■ **INSTRUCTION**
Write out the entries verbatim and leave the images out of the copy.

■ **LISTING**
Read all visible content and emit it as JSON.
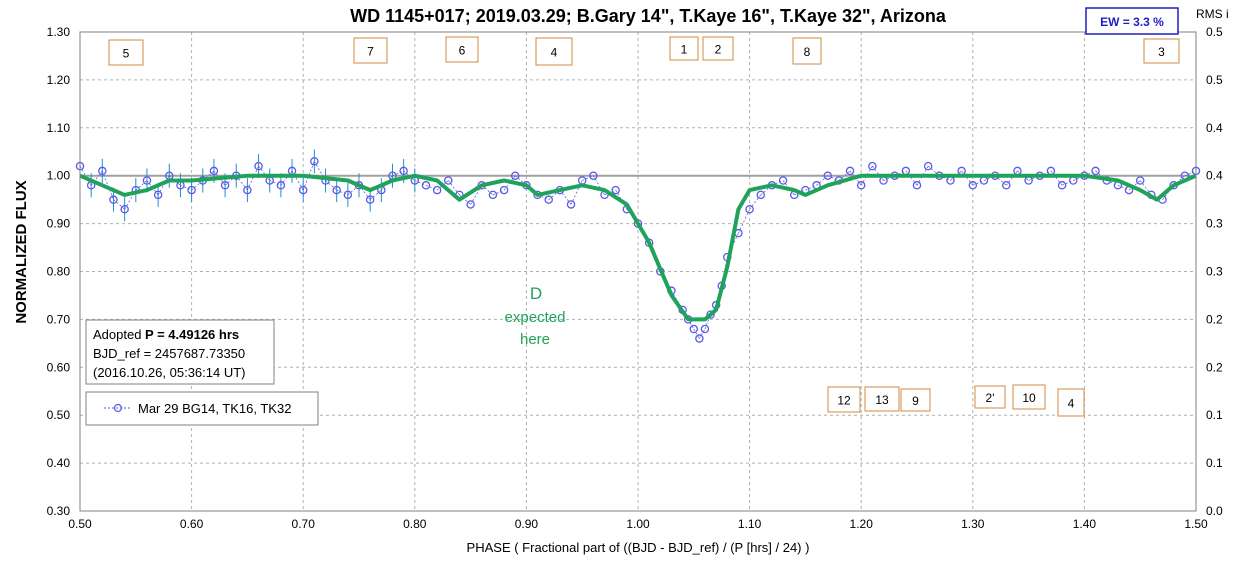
{
  "chart_data": {
    "type": "scatter",
    "title": "WD 1145+017; 2019.03.29; B.Gary 14\", T.Kaye 16\", T.Kaye 32\",  Arizona",
    "xlabel": "PHASE ( Fractional part of ((BJD - BJD_ref) / (P [hrs] / 24) )",
    "ylabel": "NORMALIZED FLUX",
    "y2label": "RMS i",
    "xlim": [
      0.5,
      1.5
    ],
    "ylim": [
      0.3,
      1.3
    ],
    "x_ticks": [
      "0.50",
      "0.60",
      "0.70",
      "0.80",
      "0.90",
      "1.00",
      "1.10",
      "1.20",
      "1.30",
      "1.40",
      "1.50"
    ],
    "y_ticks": [
      "0.30",
      "0.40",
      "0.50",
      "0.60",
      "0.70",
      "0.80",
      "0.90",
      "1.00",
      "1.10",
      "1.20",
      "1.30"
    ],
    "y2_ticks": [
      "0.0",
      "0.1",
      "0.1",
      "0.2",
      "0.2",
      "0.3",
      "0.3",
      "0.4",
      "0.4",
      "0.5",
      "0.5"
    ],
    "grid": true,
    "reference_line": 1.0,
    "colors": {
      "data": "#5a5ae6",
      "errorbars": "#1e8fd0",
      "model": "#1fa35a",
      "refline": "#a0a0a0",
      "box_border": "#d08a40"
    },
    "series": [
      {
        "name": "Mar 29 BG14, TK16, TK32",
        "marker": "open-circle",
        "values_x": [
          0.5,
          0.51,
          0.52,
          0.53,
          0.54,
          0.55,
          0.56,
          0.57,
          0.58,
          0.59,
          0.6,
          0.61,
          0.62,
          0.63,
          0.64,
          0.65,
          0.66,
          0.67,
          0.68,
          0.69,
          0.7,
          0.71,
          0.72,
          0.73,
          0.74,
          0.75,
          0.76,
          0.77,
          0.78,
          0.79,
          0.8,
          0.81,
          0.82,
          0.83,
          0.84,
          0.85,
          0.86,
          0.87,
          0.88,
          0.89,
          0.9,
          0.91,
          0.92,
          0.93,
          0.94,
          0.95,
          0.96,
          0.97,
          0.98,
          0.99,
          1.0,
          1.01,
          1.02,
          1.03,
          1.04,
          1.045,
          1.05,
          1.055,
          1.06,
          1.065,
          1.07,
          1.075,
          1.08,
          1.09,
          1.1,
          1.11,
          1.12,
          1.13,
          1.14,
          1.15,
          1.16,
          1.17,
          1.18,
          1.19,
          1.2,
          1.21,
          1.22,
          1.23,
          1.24,
          1.25,
          1.26,
          1.27,
          1.28,
          1.29,
          1.3,
          1.31,
          1.32,
          1.33,
          1.34,
          1.35,
          1.36,
          1.37,
          1.38,
          1.39,
          1.4,
          1.41,
          1.42,
          1.43,
          1.44,
          1.45,
          1.46,
          1.47,
          1.48,
          1.49,
          1.5
        ],
        "values_y": [
          1.02,
          0.98,
          1.01,
          0.95,
          0.93,
          0.97,
          0.99,
          0.96,
          1.0,
          0.98,
          0.97,
          0.99,
          1.01,
          0.98,
          1.0,
          0.97,
          1.02,
          0.99,
          0.98,
          1.01,
          0.97,
          1.03,
          0.99,
          0.97,
          0.96,
          0.98,
          0.95,
          0.97,
          1.0,
          1.01,
          0.99,
          0.98,
          0.97,
          0.99,
          0.96,
          0.94,
          0.98,
          0.96,
          0.97,
          1.0,
          0.98,
          0.96,
          0.95,
          0.97,
          0.94,
          0.99,
          1.0,
          0.96,
          0.97,
          0.93,
          0.9,
          0.86,
          0.8,
          0.76,
          0.72,
          0.7,
          0.68,
          0.66,
          0.68,
          0.71,
          0.73,
          0.77,
          0.83,
          0.88,
          0.93,
          0.96,
          0.98,
          0.99,
          0.96,
          0.97,
          0.98,
          1.0,
          0.99,
          1.01,
          0.98,
          1.02,
          0.99,
          1.0,
          1.01,
          0.98,
          1.02,
          1.0,
          0.99,
          1.01,
          0.98,
          0.99,
          1.0,
          0.98,
          1.01,
          0.99,
          1.0,
          1.01,
          0.98,
          0.99,
          1.0,
          1.01,
          0.99,
          0.98,
          0.97,
          0.99,
          0.96,
          0.95,
          0.98,
          1.0,
          1.01
        ]
      },
      {
        "name": "model",
        "values_x": [
          0.5,
          0.52,
          0.54,
          0.56,
          0.58,
          0.6,
          0.65,
          0.7,
          0.74,
          0.76,
          0.78,
          0.8,
          0.82,
          0.84,
          0.86,
          0.88,
          0.9,
          0.91,
          0.93,
          0.95,
          0.97,
          0.99,
          1.01,
          1.03,
          1.045,
          1.06,
          1.07,
          1.08,
          1.09,
          1.1,
          1.12,
          1.14,
          1.15,
          1.17,
          1.2,
          1.25,
          1.3,
          1.35,
          1.4,
          1.43,
          1.45,
          1.465,
          1.48,
          1.5
        ],
        "values_y": [
          1.0,
          0.98,
          0.96,
          0.97,
          0.99,
          0.99,
          1.0,
          1.0,
          0.99,
          0.97,
          0.99,
          1.0,
          0.99,
          0.95,
          0.98,
          0.99,
          0.98,
          0.96,
          0.97,
          0.98,
          0.97,
          0.94,
          0.86,
          0.75,
          0.7,
          0.7,
          0.72,
          0.81,
          0.93,
          0.97,
          0.98,
          0.97,
          0.96,
          0.98,
          1.0,
          1.0,
          1.0,
          1.0,
          1.0,
          0.99,
          0.97,
          0.95,
          0.98,
          1.0
        ]
      }
    ],
    "annotations": [
      {
        "label": "D",
        "x": 0.91,
        "y": 0.74
      },
      {
        "label": "expected",
        "x": 0.91,
        "y": 0.71
      },
      {
        "label": "here",
        "x": 0.91,
        "y": 0.68
      }
    ],
    "fragment_labels": [
      "5",
      "7",
      "6",
      "4",
      "1",
      "2",
      "8",
      "3",
      "12",
      "13",
      "9",
      "2'",
      "10",
      "4"
    ]
  },
  "info_box": {
    "adopted_prefix": "Adopted ",
    "adopted_period": "P = 4.49126 hrs",
    "bjd_ref": "BJD_ref = 2457687.73350",
    "utc": "(2016.10.26, 05:36:14 UT)"
  },
  "legend": {
    "label": "Mar 29 BG14, TK16, TK32"
  },
  "ew_box": {
    "text": "EW =  3.3 %"
  },
  "annotation_text": {
    "d": "D",
    "expected": "expected",
    "here": "here"
  }
}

■ **SOLUTION TO THIS EXERCISE**
Read all visible content and emit it as JSON.
{
  "chart_data": {
    "type": "scatter",
    "title": "WD 1145+017; 2019.03.29; B.Gary 14\", T.Kaye 16\", T.Kaye 32\",  Arizona",
    "xlabel": "PHASE ( Fractional part of ((BJD - BJD_ref) / (P [hrs] / 24) )",
    "ylabel": "NORMALIZED FLUX",
    "y2label": "RMS i",
    "xlim": [
      0.5,
      1.5
    ],
    "ylim": [
      0.3,
      1.3
    ],
    "x_ticks": [
      "0.50",
      "0.60",
      "0.70",
      "0.80",
      "0.90",
      "1.00",
      "1.10",
      "1.20",
      "1.30",
      "1.40",
      "1.50"
    ],
    "y_ticks": [
      "0.30",
      "0.40",
      "0.50",
      "0.60",
      "0.70",
      "0.80",
      "0.90",
      "1.00",
      "1.10",
      "1.20",
      "1.30"
    ],
    "y2_ticks": [
      "0.0",
      "0.1",
      "0.1",
      "0.2",
      "0.2",
      "0.3",
      "0.3",
      "0.4",
      "0.4",
      "0.5",
      "0.5"
    ],
    "grid": true,
    "reference_line": 1.0,
    "colors": {
      "data": "#5a5ae6",
      "errorbars": "#1e8fd0",
      "model": "#1fa35a",
      "refline": "#a0a0a0",
      "box_border": "#d08a40"
    },
    "series": [
      {
        "name": "Mar 29 BG14, TK16, TK32",
        "marker": "open-circle",
        "values_x": [
          0.5,
          0.51,
          0.52,
          0.53,
          0.54,
          0.55,
          0.56,
          0.57,
          0.58,
          0.59,
          0.6,
          0.61,
          0.62,
          0.63,
          0.64,
          0.65,
          0.66,
          0.67,
          0.68,
          0.69,
          0.7,
          0.71,
          0.72,
          0.73,
          0.74,
          0.75,
          0.76,
          0.77,
          0.78,
          0.79,
          0.8,
          0.81,
          0.82,
          0.83,
          0.84,
          0.85,
          0.86,
          0.87,
          0.88,
          0.89,
          0.9,
          0.91,
          0.92,
          0.93,
          0.94,
          0.95,
          0.96,
          0.97,
          0.98,
          0.99,
          1.0,
          1.01,
          1.02,
          1.03,
          1.04,
          1.045,
          1.05,
          1.055,
          1.06,
          1.065,
          1.07,
          1.075,
          1.08,
          1.09,
          1.1,
          1.11,
          1.12,
          1.13,
          1.14,
          1.15,
          1.16,
          1.17,
          1.18,
          1.19,
          1.2,
          1.21,
          1.22,
          1.23,
          1.24,
          1.25,
          1.26,
          1.27,
          1.28,
          1.29,
          1.3,
          1.31,
          1.32,
          1.33,
          1.34,
          1.35,
          1.36,
          1.37,
          1.38,
          1.39,
          1.4,
          1.41,
          1.42,
          1.43,
          1.44,
          1.45,
          1.46,
          1.47,
          1.48,
          1.49,
          1.5
        ],
        "values_y": [
          1.02,
          0.98,
          1.01,
          0.95,
          0.93,
          0.97,
          0.99,
          0.96,
          1.0,
          0.98,
          0.97,
          0.99,
          1.01,
          0.98,
          1.0,
          0.97,
          1.02,
          0.99,
          0.98,
          1.01,
          0.97,
          1.03,
          0.99,
          0.97,
          0.96,
          0.98,
          0.95,
          0.97,
          1.0,
          1.01,
          0.99,
          0.98,
          0.97,
          0.99,
          0.96,
          0.94,
          0.98,
          0.96,
          0.97,
          1.0,
          0.98,
          0.96,
          0.95,
          0.97,
          0.94,
          0.99,
          1.0,
          0.96,
          0.97,
          0.93,
          0.9,
          0.86,
          0.8,
          0.76,
          0.72,
          0.7,
          0.68,
          0.66,
          0.68,
          0.71,
          0.73,
          0.77,
          0.83,
          0.88,
          0.93,
          0.96,
          0.98,
          0.99,
          0.96,
          0.97,
          0.98,
          1.0,
          0.99,
          1.01,
          0.98,
          1.02,
          0.99,
          1.0,
          1.01,
          0.98,
          1.02,
          1.0,
          0.99,
          1.01,
          0.98,
          0.99,
          1.0,
          0.98,
          1.01,
          0.99,
          1.0,
          1.01,
          0.98,
          0.99,
          1.0,
          1.01,
          0.99,
          0.98,
          0.97,
          0.99,
          0.96,
          0.95,
          0.98,
          1.0,
          1.01
        ]
      },
      {
        "name": "model",
        "values_x": [
          0.5,
          0.52,
          0.54,
          0.56,
          0.58,
          0.6,
          0.65,
          0.7,
          0.74,
          0.76,
          0.78,
          0.8,
          0.82,
          0.84,
          0.86,
          0.88,
          0.9,
          0.91,
          0.93,
          0.95,
          0.97,
          0.99,
          1.01,
          1.03,
          1.045,
          1.06,
          1.07,
          1.08,
          1.09,
          1.1,
          1.12,
          1.14,
          1.15,
          1.17,
          1.2,
          1.25,
          1.3,
          1.35,
          1.4,
          1.43,
          1.45,
          1.465,
          1.48,
          1.5
        ],
        "values_y": [
          1.0,
          0.98,
          0.96,
          0.97,
          0.99,
          0.99,
          1.0,
          1.0,
          0.99,
          0.97,
          0.99,
          1.0,
          0.99,
          0.95,
          0.98,
          0.99,
          0.98,
          0.96,
          0.97,
          0.98,
          0.97,
          0.94,
          0.86,
          0.75,
          0.7,
          0.7,
          0.72,
          0.81,
          0.93,
          0.97,
          0.98,
          0.97,
          0.96,
          0.98,
          1.0,
          1.0,
          1.0,
          1.0,
          1.0,
          0.99,
          0.97,
          0.95,
          0.98,
          1.0
        ]
      }
    ],
    "annotations": [
      {
        "label": "D",
        "x": 0.91,
        "y": 0.74
      },
      {
        "label": "expected",
        "x": 0.91,
        "y": 0.71
      },
      {
        "label": "here",
        "x": 0.91,
        "y": 0.68
      }
    ],
    "fragment_labels": [
      "5",
      "7",
      "6",
      "4",
      "1",
      "2",
      "8",
      "3",
      "12",
      "13",
      "9",
      "2'",
      "10",
      "4"
    ]
  },
  "info_box": {
    "adopted_prefix": "Adopted ",
    "adopted_period": "P = 4.49126 hrs",
    "bjd_ref": "BJD_ref = 2457687.73350",
    "utc": "(2016.10.26, 05:36:14 UT)"
  },
  "legend": {
    "label": "Mar 29 BG14, TK16, TK32"
  },
  "ew_box": {
    "text": "EW =  3.3 %"
  },
  "annotation_text": {
    "d": "D",
    "expected": "expected",
    "here": "here"
  }
}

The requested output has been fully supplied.